= STORED DATA =

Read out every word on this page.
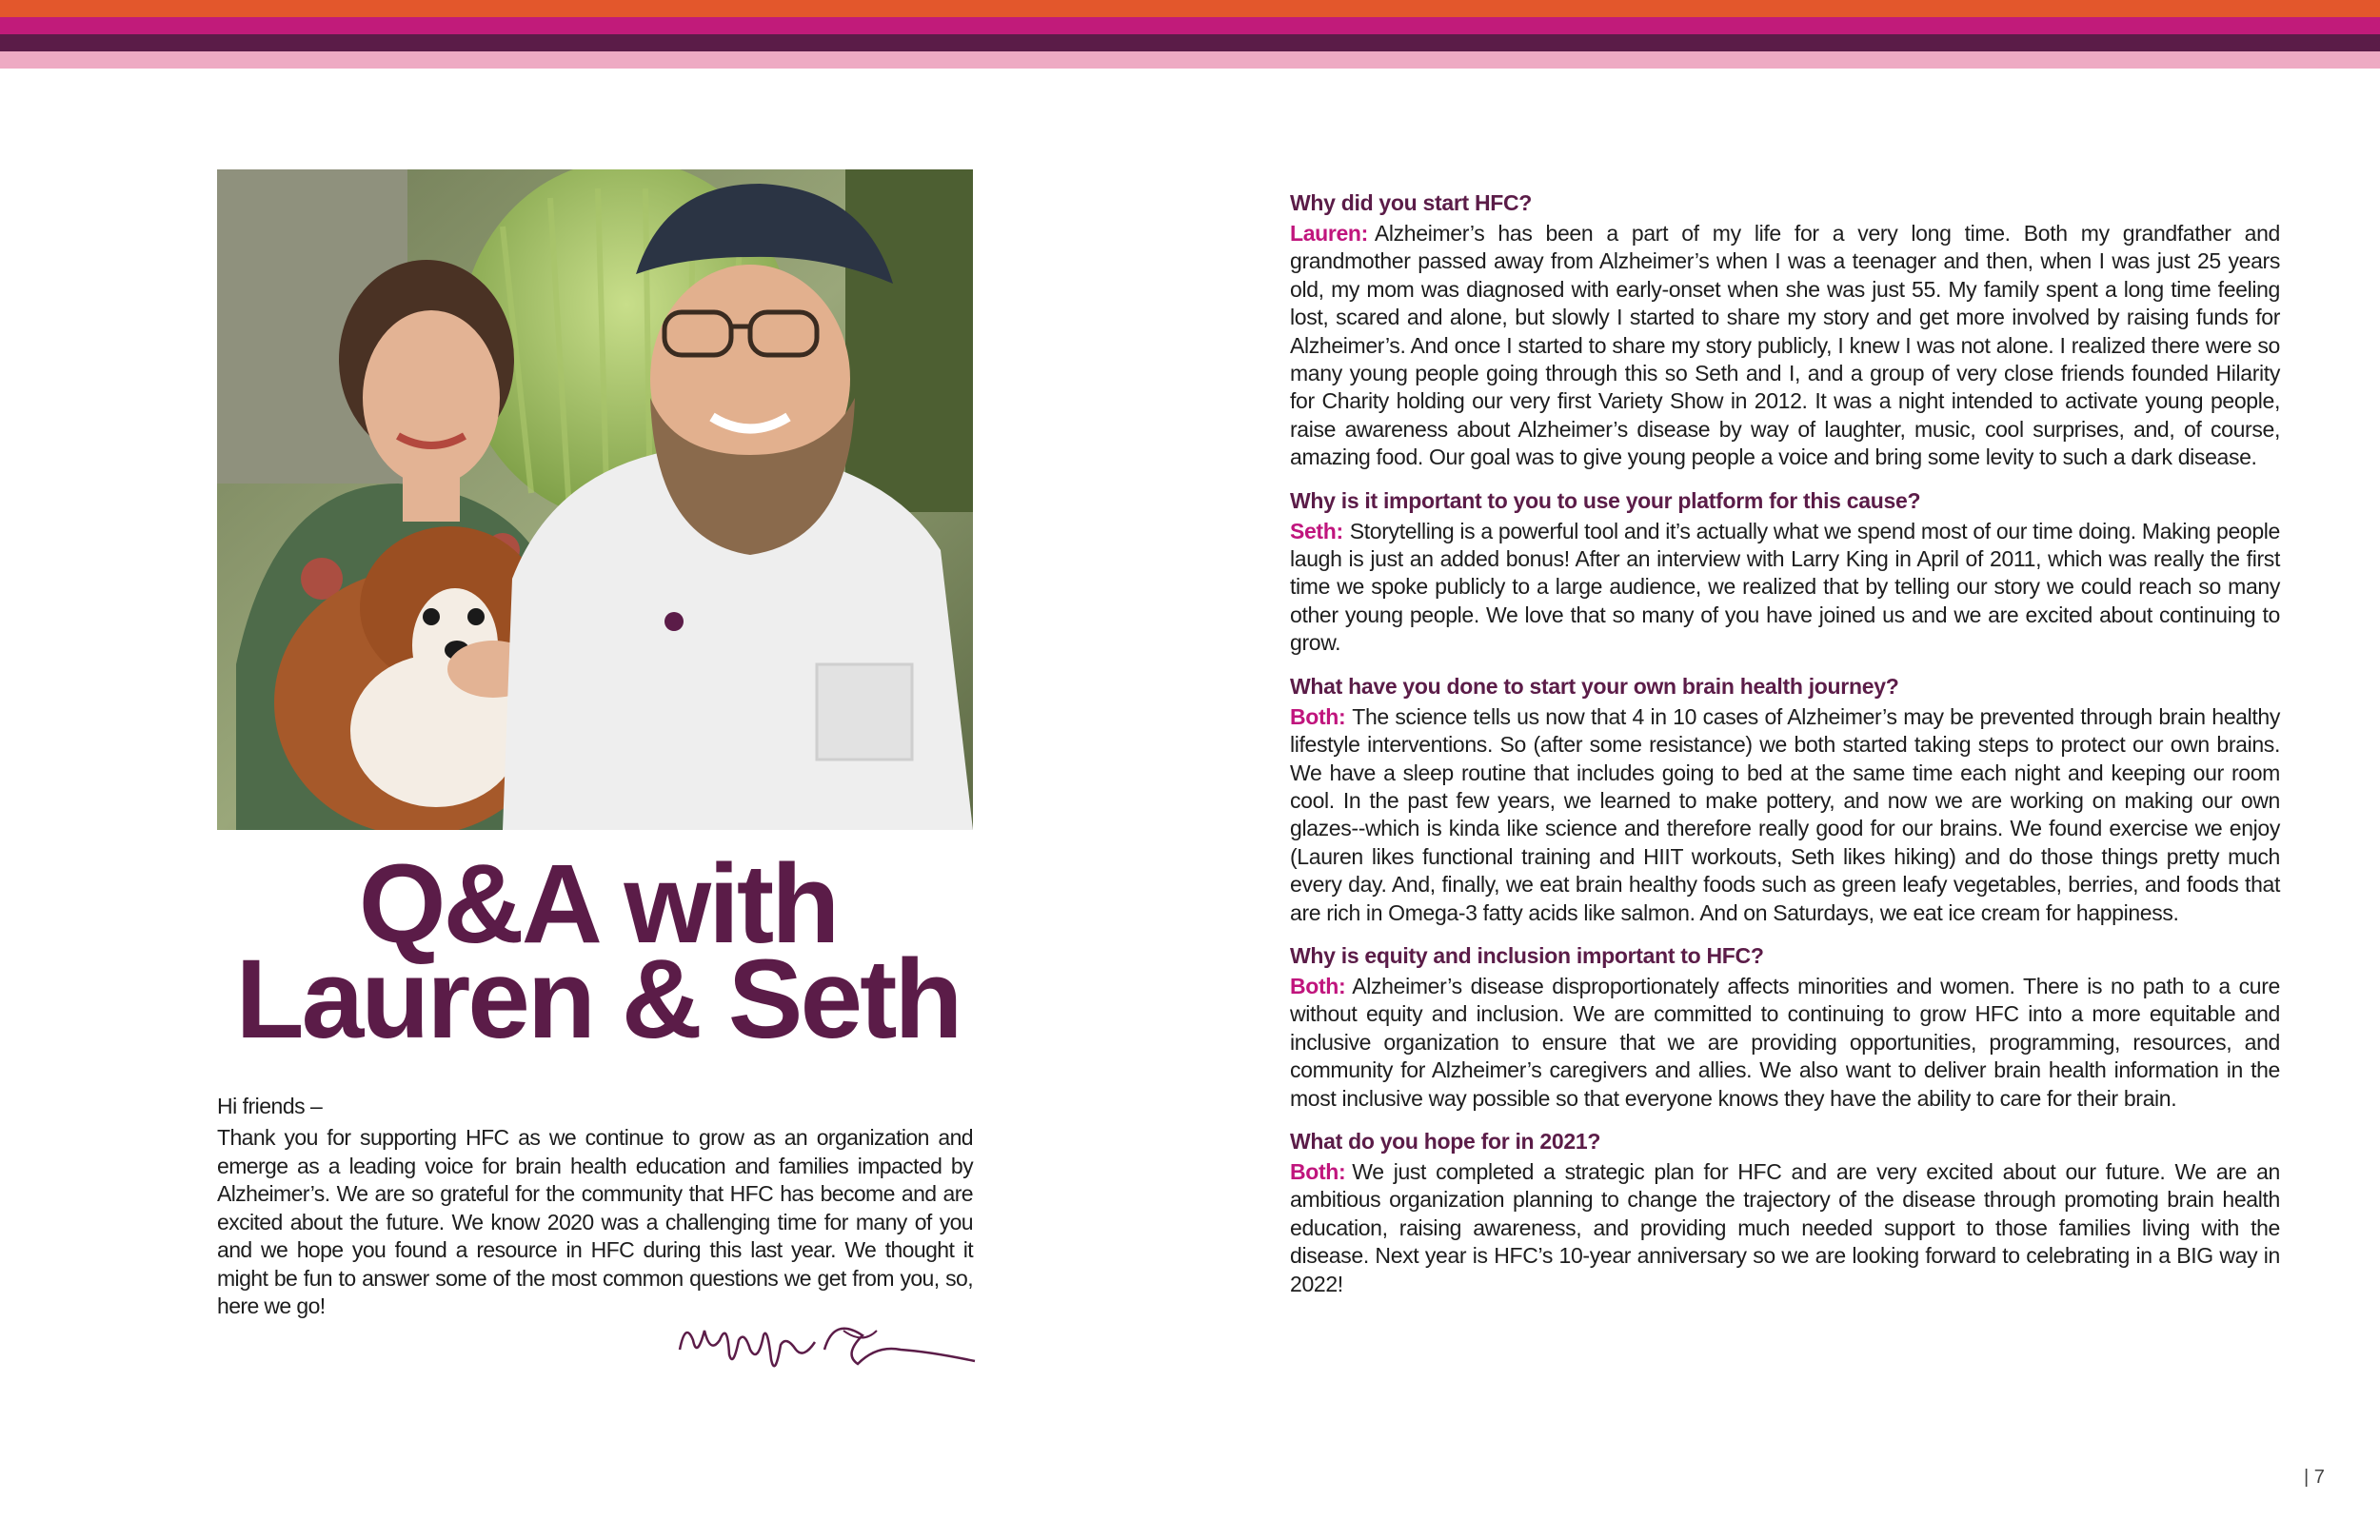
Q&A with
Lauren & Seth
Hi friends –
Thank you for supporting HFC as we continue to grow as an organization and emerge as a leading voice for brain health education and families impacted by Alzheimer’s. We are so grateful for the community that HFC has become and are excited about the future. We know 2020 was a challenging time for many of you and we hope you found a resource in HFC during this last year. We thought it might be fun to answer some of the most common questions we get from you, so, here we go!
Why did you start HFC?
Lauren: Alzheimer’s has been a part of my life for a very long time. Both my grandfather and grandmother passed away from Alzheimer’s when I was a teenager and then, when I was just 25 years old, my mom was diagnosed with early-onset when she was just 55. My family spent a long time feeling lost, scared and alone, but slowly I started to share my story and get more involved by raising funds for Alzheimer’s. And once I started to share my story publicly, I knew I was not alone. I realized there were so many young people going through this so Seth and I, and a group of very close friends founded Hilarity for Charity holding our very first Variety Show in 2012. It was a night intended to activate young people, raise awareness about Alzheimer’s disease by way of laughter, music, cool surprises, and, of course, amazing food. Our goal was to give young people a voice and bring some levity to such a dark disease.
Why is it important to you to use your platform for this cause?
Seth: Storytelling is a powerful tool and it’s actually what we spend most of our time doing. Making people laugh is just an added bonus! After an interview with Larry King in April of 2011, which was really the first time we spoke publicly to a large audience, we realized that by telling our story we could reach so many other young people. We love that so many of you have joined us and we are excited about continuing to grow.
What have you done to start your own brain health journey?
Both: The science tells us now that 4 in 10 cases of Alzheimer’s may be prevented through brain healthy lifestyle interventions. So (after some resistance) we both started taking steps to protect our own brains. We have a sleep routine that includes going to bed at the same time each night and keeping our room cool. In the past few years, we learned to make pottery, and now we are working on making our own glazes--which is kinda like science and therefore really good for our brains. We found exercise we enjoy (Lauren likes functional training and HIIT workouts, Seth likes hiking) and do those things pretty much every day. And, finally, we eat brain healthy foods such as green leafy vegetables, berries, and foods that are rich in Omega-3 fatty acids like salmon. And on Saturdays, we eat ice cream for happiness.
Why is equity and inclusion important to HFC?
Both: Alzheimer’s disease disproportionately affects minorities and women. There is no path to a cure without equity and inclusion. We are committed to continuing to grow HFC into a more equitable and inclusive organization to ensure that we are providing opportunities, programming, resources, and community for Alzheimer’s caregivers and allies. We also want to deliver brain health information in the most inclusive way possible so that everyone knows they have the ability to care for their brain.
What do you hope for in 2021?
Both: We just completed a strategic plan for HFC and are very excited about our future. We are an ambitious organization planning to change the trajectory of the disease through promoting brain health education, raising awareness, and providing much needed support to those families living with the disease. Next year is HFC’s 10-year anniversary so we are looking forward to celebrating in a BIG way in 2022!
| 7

= WHAT NEEDS TO BE DONE =
Every record above must be given again exactly; drop the pictures.

= THE RESULT =
Read out every word on this page.
Q&A with
Lauren & Seth
Hi friends –
Thank you for supporting HFC as we continue to grow as an organization and emerge as a leading voice for brain health education and families impacted by Alzheimer’s. We are so grateful for the community that HFC has become and are excited about the future. We know 2020 was a challenging time for many of you and we hope you found a resource in HFC during this last year. We thought it might be fun to answer some of the most common questions we get from you, so, here we go!
Why did you start HFC?
Lauren: Alzheimer’s has been a part of my life for a very long time. Both my grandfather and grandmother passed away from Alzheimer’s when I was a teenager and then, when I was just 25 years old, my mom was diagnosed with early-onset when she was just 55. My family spent a long time feeling lost, scared and alone, but slowly I started to share my story and get more involved by raising funds for Alzheimer’s. And once I started to share my story publicly, I knew I was not alone. I realized there were so many young people going through this so Seth and I, and a group of very close friends founded Hilarity for Charity holding our very first Variety Show in 2012. It was a night intended to activate young people, raise awareness about Alzheimer’s disease by way of laughter, music, cool surprises, and, of course, amazing food. Our goal was to give young people a voice and bring some levity to such a dark disease.
Why is it important to you to use your platform for this cause?
Seth: Storytelling is a powerful tool and it’s actually what we spend most of our time doing. Making people laugh is just an added bonus! After an interview with Larry King in April of 2011, which was really the first time we spoke publicly to a large audience, we realized that by telling our story we could reach so many other young people. We love that so many of you have joined us and we are excited about continuing to grow.
What have you done to start your own brain health journey?
Both: The science tells us now that 4 in 10 cases of Alzheimer’s may be prevented through brain healthy lifestyle interventions. So (after some resistance) we both started taking steps to protect our own brains. We have a sleep routine that includes going to bed at the same time each night and keeping our room cool. In the past few years, we learned to make pottery, and now we are working on making our own glazes--which is kinda like science and therefore really good for our brains. We found exercise we enjoy (Lauren likes functional training and HIIT workouts, Seth likes hiking) and do those things pretty much every day. And, finally, we eat brain healthy foods such as green leafy vegetables, berries, and foods that are rich in Omega-3 fatty acids like salmon. And on Saturdays, we eat ice cream for happiness.
Why is equity and inclusion important to HFC?
Both: Alzheimer’s disease disproportionately affects minorities and women. There is no path to a cure without equity and inclusion. We are committed to continuing to grow HFC into a more equitable and inclusive organization to ensure that we are providing opportunities, programming, resources, and community for Alzheimer’s caregivers and allies. We also want to deliver brain health information in the most inclusive way possible so that everyone knows they have the ability to care for their brain.
What do you hope for in 2021?
Both: We just completed a strategic plan for HFC and are very excited about our future. We are an ambitious organization planning to change the trajectory of the disease through promoting brain health education, raising awareness, and providing much needed support to those families living with the disease. Next year is HFC’s 10-year anniversary so we are looking forward to celebrating in a BIG way in 2022!
| 7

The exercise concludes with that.